* [Records provided]

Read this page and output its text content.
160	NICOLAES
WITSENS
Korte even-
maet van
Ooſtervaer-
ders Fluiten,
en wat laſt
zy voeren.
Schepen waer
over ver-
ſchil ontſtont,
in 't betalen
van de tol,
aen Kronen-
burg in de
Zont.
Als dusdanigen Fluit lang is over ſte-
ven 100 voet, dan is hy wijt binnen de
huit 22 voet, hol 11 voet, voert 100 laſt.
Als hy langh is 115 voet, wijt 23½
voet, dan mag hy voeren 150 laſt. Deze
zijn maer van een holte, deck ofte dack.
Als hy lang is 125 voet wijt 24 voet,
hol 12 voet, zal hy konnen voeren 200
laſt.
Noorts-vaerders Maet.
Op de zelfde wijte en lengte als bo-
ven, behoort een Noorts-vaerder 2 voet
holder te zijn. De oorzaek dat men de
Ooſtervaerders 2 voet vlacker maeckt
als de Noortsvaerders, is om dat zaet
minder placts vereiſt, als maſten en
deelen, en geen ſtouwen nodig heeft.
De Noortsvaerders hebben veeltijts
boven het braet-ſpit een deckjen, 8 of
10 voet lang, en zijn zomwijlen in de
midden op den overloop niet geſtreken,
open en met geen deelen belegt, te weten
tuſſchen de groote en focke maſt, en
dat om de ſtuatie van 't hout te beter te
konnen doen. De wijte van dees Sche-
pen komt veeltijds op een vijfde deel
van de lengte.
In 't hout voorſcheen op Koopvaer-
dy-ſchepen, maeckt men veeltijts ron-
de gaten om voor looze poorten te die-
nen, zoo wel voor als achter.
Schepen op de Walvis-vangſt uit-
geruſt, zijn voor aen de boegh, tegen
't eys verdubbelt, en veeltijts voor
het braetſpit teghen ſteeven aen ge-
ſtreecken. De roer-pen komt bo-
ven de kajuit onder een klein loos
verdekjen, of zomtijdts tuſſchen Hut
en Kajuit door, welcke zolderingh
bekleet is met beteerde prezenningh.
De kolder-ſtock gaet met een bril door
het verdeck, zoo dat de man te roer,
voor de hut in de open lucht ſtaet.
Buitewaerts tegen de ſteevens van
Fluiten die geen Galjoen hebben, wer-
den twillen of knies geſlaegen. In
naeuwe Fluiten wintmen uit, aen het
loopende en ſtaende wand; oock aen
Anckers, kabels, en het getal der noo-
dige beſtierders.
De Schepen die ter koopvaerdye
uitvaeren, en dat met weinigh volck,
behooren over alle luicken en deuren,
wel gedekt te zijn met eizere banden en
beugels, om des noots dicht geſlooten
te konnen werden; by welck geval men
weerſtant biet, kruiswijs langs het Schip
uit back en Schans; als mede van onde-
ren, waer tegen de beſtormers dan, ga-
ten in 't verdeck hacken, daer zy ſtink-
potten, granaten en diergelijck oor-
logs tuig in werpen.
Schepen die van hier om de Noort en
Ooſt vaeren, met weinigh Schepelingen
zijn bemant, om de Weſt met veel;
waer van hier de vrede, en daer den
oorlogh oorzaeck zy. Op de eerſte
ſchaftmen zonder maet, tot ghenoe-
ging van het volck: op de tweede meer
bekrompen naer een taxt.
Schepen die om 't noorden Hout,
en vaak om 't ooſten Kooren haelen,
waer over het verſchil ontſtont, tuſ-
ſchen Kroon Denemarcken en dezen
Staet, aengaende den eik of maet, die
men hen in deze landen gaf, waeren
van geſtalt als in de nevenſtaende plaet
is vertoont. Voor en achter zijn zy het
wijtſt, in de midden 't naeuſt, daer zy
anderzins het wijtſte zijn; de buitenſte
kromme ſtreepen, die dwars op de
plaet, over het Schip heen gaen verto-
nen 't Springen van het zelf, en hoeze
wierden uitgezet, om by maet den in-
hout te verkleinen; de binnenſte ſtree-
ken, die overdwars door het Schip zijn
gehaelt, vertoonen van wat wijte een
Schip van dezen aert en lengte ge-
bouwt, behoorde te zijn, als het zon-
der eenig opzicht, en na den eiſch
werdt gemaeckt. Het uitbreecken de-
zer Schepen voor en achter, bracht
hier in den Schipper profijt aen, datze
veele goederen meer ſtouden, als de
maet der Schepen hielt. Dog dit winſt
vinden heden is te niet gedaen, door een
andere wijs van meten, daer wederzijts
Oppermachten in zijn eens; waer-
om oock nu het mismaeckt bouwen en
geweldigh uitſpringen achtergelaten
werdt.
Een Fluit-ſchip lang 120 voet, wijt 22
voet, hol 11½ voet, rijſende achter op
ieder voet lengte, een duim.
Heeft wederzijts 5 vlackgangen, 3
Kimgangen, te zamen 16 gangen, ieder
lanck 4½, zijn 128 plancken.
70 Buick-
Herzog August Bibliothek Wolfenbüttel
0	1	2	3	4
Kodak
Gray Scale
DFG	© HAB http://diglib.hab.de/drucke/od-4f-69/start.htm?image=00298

* [Exercise description] Exactly as written above, please repeat the entries.

* [Answer to the exercise]
Read this page and output its text content.
160	NICOLAES
WITSENS
Korte even-
maet van
Ooſtervaer-
ders Fluiten,
en wat laſt
zy voeren.
Schepen waer
over ver-
ſchil ontſtont,
in 't betalen
van de tol,
aen Kronen-
burg in de
Zont.
Als dusdanigen Fluit lang is over ſte-
ven 100 voet, dan is hy wijt binnen de
huit 22 voet, hol 11 voet, voert 100 laſt.
Als hy langh is 115 voet, wijt 23½
voet, dan mag hy voeren 150 laſt. Deze
zijn maer van een holte, deck ofte dack.
Als hy lang is 125 voet wijt 24 voet,
hol 12 voet, zal hy konnen voeren 200
laſt.
Noorts-vaerders Maet.
Op de zelfde wijte en lengte als bo-
ven, behoort een Noorts-vaerder 2 voet
holder te zijn. De oorzaek dat men de
Ooſtervaerders 2 voet vlacker maeckt
als de Noortsvaerders, is om dat zaet
minder placts vereiſt, als maſten en
deelen, en geen ſtouwen nodig heeft.
De Noortsvaerders hebben veeltijts
boven het braet-ſpit een deckjen, 8 of
10 voet lang, en zijn zomwijlen in de
midden op den overloop niet geſtreken,
open en met geen deelen belegt, te weten
tuſſchen de groote en focke maſt, en
dat om de ſtuatie van 't hout te beter te
konnen doen. De wijte van dees Sche-
pen komt veeltijds op een vijfde deel
van de lengte.
In 't hout voorſcheen op Koopvaer-
dy-ſchepen, maeckt men veeltijts ron-
de gaten om voor looze poorten te die-
nen, zoo wel voor als achter.
Schepen op de Walvis-vangſt uit-
geruſt, zijn voor aen de boegh, tegen
't eys verdubbelt, en veeltijts voor
het braetſpit teghen ſteeven aen ge-
ſtreecken. De roer-pen komt bo-
ven de kajuit onder een klein loos
verdekjen, of zomtijdts tuſſchen Hut
en Kajuit door, welcke zolderingh
bekleet is met beteerde prezenningh.
De kolder-ſtock gaet met een bril door
het verdeck, zoo dat de man te roer,
voor de hut in de open lucht ſtaet.
Buitewaerts tegen de ſteevens van
Fluiten die geen Galjoen hebben, wer-
den twillen of knies geſlaegen. In
naeuwe Fluiten wintmen uit, aen het
loopende en ſtaende wand; oock aen
Anckers, kabels, en het getal der noo-
dige beſtierders.
De Schepen die ter koopvaerdye
uitvaeren, en dat met weinigh volck,
behooren over alle luicken en deuren,
wel gedekt te zijn met eizere banden en
beugels, om des noots dicht geſlooten
te konnen werden; by welck geval men
weerſtant biet, kruiswijs langs het Schip
uit back en Schans; als mede van onde-
ren, waer tegen de beſtormers dan, ga-
ten in 't verdeck hacken, daer zy ſtink-
potten, granaten en diergelijck oor-
logs tuig in werpen.
Schepen die van hier om de Noort en
Ooſt vaeren, met weinigh Schepelingen
zijn bemant, om de Weſt met veel;
waer van hier de vrede, en daer den
oorlogh oorzaeck zy. Op de eerſte
ſchaftmen zonder maet, tot ghenoe-
ging van het volck: op de tweede meer
bekrompen naer een taxt.
Schepen die om 't noorden Hout,
en vaak om 't ooſten Kooren haelen,
waer over het verſchil ontſtont, tuſ-
ſchen Kroon Denemarcken en dezen
Staet, aengaende den eik of maet, die
men hen in deze landen gaf, waeren
van geſtalt als in de nevenſtaende plaet
is vertoont. Voor en achter zijn zy het
wijtſt, in de midden 't naeuſt, daer zy
anderzins het wijtſte zijn; de buitenſte
kromme ſtreepen, die dwars op de
plaet, over het Schip heen gaen verto-
nen 't Springen van het zelf, en hoeze
wierden uitgezet, om by maet den in-
hout te verkleinen; de binnenſte ſtree-
ken, die overdwars door het Schip zijn
gehaelt, vertoonen van wat wijte een
Schip van dezen aert en lengte ge-
bouwt, behoorde te zijn, als het zon-
der eenig opzicht, en na den eiſch
werdt gemaeckt. Het uitbreecken de-
zer Schepen voor en achter, bracht
hier in den Schipper profijt aen, datze
veele goederen meer ſtouden, als de
maet der Schepen hielt. Dog dit winſt
vinden heden is te niet gedaen, door een
andere wijs van meten, daer wederzijts
Oppermachten in zijn eens; waer-
om oock nu het mismaeckt bouwen en
geweldigh uitſpringen achtergelaten
werdt.
Een Fluit-ſchip lang 120 voet, wijt 22
voet, hol 11½ voet, rijſende achter op
ieder voet lengte, een duim.
Heeft wederzijts 5 vlackgangen, 3
Kimgangen, te zamen 16 gangen, ieder
lanck 4½, zijn 128 plancken.
70 Buick-
Herzog August Bibliothek Wolfenbüttel
0	1	2	3	4
Kodak
Gray Scale
DFG	© HAB http://diglib.hab.de/drucke/od-4f-69/start.htm?image=00298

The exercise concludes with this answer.